Copy each line exactly. Drop every picture.

-- Start of Information given --

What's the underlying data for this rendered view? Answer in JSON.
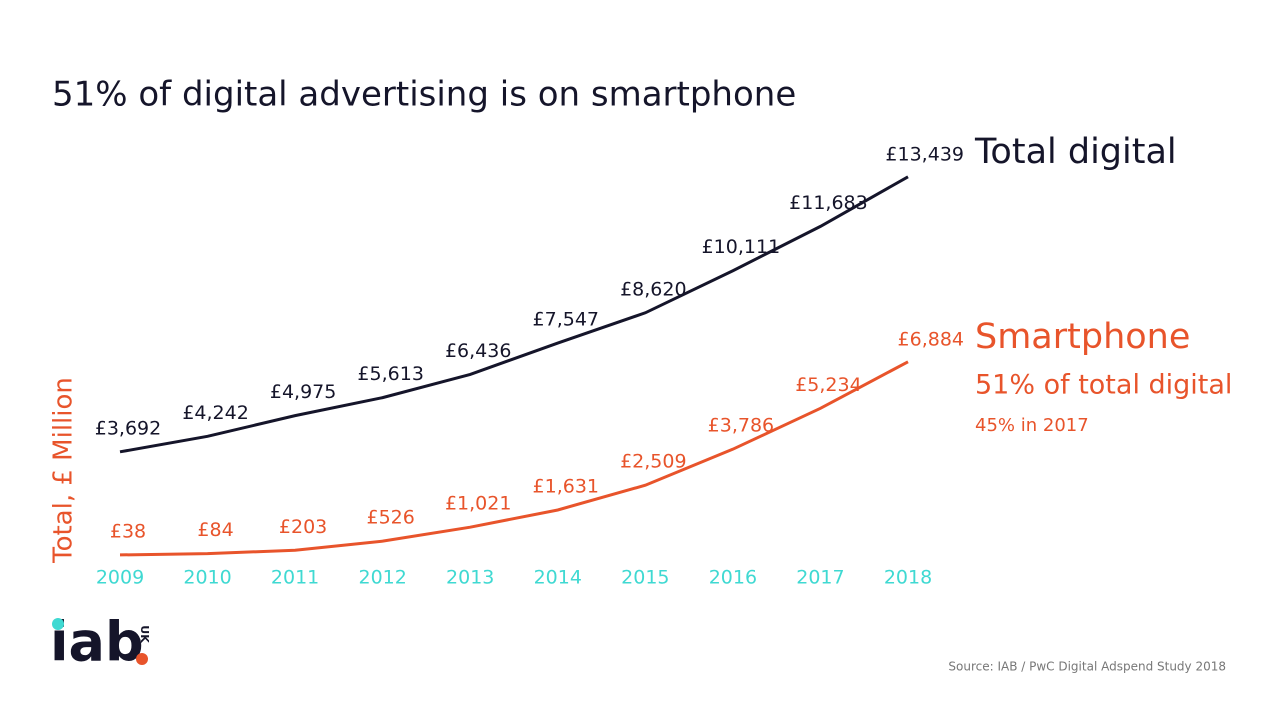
{
  "chart_data": {
    "type": "line",
    "title": "51% of digital advertising is on smartphone",
    "y_label": "Total, £ Million",
    "categories": [
      "2009",
      "2010",
      "2011",
      "2012",
      "2013",
      "2014",
      "2015",
      "2016",
      "2017",
      "2018"
    ],
    "category_color": "#3fd9d2",
    "series": [
      {
        "name": "Total digital",
        "color": "#15152a",
        "values": [
          3692,
          4242,
          4975,
          5613,
          6436,
          7547,
          8620,
          10111,
          11683,
          13439
        ],
        "value_labels": [
          "£3,692",
          "£4,242",
          "£4,975",
          "£5,613",
          "£6,436",
          "£7,547",
          "£8,620",
          "£10,111",
          "£11,683",
          "£13,439"
        ]
      },
      {
        "name": "Smartphone",
        "color": "#e8542b",
        "values": [
          38,
          84,
          203,
          526,
          1021,
          1631,
          2509,
          3786,
          5234,
          6884
        ],
        "value_labels": [
          "£38",
          "£84",
          "£203",
          "£526",
          "£1,021",
          "£1,631",
          "£2,509",
          "£3,786",
          "£5,234",
          "£6,884"
        ]
      }
    ],
    "ylim": [
      0,
      14000
    ],
    "annotations": [
      "51% of total digital",
      "45% in 2017"
    ],
    "source": "Source: IAB / PwC Digital Adspend Study 2018"
  },
  "logo": {
    "text": "iab",
    "suffix": "UK"
  }
}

-- End of Information given --

- _Exercise solution_:
What's the underlying data for this rendered view? Answer in JSON.
{
  "chart_data": {
    "type": "line",
    "title": "51% of digital advertising is on smartphone",
    "y_label": "Total, £ Million",
    "categories": [
      "2009",
      "2010",
      "2011",
      "2012",
      "2013",
      "2014",
      "2015",
      "2016",
      "2017",
      "2018"
    ],
    "category_color": "#3fd9d2",
    "series": [
      {
        "name": "Total digital",
        "color": "#15152a",
        "values": [
          3692,
          4242,
          4975,
          5613,
          6436,
          7547,
          8620,
          10111,
          11683,
          13439
        ],
        "value_labels": [
          "£3,692",
          "£4,242",
          "£4,975",
          "£5,613",
          "£6,436",
          "£7,547",
          "£8,620",
          "£10,111",
          "£11,683",
          "£13,439"
        ]
      },
      {
        "name": "Smartphone",
        "color": "#e8542b",
        "values": [
          38,
          84,
          203,
          526,
          1021,
          1631,
          2509,
          3786,
          5234,
          6884
        ],
        "value_labels": [
          "£38",
          "£84",
          "£203",
          "£526",
          "£1,021",
          "£1,631",
          "£2,509",
          "£3,786",
          "£5,234",
          "£6,884"
        ]
      }
    ],
    "ylim": [
      0,
      14000
    ],
    "annotations": [
      "51% of total digital",
      "45% in 2017"
    ],
    "source": "Source: IAB / PwC Digital Adspend Study 2018"
  },
  "logo": {
    "text": "iab",
    "suffix": "UK"
  }
}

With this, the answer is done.